◆ **WORK REQUIRED**
Filter the lines below, keeping each one that holds "name".

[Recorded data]
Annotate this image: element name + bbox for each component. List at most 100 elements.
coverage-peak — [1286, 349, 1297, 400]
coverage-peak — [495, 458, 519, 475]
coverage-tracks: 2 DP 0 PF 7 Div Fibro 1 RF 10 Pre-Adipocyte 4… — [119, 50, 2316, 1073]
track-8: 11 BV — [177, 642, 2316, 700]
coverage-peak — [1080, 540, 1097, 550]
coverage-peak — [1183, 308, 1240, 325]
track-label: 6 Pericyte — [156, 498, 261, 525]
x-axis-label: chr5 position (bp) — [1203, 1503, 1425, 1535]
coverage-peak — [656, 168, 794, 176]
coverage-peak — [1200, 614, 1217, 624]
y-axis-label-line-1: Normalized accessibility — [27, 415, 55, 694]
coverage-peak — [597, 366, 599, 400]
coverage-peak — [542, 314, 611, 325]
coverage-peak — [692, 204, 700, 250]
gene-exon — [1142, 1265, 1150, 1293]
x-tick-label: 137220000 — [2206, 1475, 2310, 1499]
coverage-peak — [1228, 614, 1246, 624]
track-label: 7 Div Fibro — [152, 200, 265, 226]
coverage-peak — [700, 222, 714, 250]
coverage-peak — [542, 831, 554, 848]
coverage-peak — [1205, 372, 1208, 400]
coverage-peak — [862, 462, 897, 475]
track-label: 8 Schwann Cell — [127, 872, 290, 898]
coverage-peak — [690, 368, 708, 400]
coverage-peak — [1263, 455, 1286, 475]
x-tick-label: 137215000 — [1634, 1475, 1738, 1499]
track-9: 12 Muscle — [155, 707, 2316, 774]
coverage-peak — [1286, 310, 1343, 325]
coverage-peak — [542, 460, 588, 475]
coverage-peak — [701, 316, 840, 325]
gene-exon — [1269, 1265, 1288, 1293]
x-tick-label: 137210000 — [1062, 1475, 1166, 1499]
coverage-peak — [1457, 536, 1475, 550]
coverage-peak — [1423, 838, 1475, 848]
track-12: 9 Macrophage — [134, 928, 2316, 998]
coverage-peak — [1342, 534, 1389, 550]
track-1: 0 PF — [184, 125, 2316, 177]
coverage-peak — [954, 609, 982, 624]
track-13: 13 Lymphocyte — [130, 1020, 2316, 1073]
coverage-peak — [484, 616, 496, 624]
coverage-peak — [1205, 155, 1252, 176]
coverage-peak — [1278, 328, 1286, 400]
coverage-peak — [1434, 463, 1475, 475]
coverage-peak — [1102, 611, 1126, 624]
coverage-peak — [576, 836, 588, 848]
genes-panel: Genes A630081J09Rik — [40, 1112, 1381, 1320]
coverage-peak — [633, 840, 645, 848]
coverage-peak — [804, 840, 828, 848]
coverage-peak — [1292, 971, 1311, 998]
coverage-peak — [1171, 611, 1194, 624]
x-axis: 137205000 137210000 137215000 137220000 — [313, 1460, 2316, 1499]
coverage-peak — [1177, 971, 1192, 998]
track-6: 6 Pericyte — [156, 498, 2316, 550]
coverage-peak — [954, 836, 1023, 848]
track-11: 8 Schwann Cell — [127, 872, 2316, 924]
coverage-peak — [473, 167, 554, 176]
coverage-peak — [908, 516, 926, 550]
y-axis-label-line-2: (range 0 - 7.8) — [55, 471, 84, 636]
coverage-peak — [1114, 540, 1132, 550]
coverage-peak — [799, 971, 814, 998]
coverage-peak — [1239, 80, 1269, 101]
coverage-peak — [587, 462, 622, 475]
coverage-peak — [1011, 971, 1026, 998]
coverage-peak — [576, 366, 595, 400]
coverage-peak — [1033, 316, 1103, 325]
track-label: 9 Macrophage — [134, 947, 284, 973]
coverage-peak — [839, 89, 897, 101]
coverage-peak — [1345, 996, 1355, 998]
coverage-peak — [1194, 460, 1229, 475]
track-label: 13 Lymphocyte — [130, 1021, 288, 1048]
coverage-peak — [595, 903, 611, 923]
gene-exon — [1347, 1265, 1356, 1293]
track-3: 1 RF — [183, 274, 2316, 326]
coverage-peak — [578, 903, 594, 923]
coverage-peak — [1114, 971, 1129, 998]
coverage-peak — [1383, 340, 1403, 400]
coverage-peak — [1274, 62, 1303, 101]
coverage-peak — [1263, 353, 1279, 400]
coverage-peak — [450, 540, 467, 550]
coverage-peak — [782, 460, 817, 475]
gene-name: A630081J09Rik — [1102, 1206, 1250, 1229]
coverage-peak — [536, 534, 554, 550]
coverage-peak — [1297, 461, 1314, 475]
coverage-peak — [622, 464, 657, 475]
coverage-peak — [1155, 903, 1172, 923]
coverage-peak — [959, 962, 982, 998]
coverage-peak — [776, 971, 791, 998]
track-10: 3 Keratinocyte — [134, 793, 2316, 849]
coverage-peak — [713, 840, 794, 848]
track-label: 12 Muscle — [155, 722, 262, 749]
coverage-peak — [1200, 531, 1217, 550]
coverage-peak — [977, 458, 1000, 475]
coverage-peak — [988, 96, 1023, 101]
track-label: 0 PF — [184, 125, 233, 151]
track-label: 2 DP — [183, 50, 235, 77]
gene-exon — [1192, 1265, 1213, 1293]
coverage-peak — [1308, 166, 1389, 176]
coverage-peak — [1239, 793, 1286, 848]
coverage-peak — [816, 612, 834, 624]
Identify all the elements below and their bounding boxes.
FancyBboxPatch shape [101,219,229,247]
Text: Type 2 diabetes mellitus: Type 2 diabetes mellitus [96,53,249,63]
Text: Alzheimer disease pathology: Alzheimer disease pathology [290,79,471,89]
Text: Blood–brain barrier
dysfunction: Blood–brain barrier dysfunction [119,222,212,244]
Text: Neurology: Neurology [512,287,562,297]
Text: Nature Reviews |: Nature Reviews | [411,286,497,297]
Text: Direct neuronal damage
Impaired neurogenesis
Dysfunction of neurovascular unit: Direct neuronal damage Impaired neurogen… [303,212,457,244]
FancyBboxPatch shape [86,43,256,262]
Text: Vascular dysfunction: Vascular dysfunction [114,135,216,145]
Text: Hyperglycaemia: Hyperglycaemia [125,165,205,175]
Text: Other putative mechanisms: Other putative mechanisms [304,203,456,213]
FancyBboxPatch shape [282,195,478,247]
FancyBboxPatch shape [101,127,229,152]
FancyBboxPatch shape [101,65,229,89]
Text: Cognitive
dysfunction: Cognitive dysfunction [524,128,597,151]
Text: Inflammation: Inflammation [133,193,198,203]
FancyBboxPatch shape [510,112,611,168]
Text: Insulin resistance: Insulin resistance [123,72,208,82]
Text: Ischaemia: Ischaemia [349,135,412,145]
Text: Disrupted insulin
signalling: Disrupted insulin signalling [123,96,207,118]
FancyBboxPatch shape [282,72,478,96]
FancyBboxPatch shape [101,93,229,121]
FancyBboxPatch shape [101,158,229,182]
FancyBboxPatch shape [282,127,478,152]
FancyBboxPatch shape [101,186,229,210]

◆ **RESPONSE**
Annotate this image: element name + bbox for each component. List at most 100 elements.
gene-name: A630081J09Rik — [1102, 1206, 1250, 1229]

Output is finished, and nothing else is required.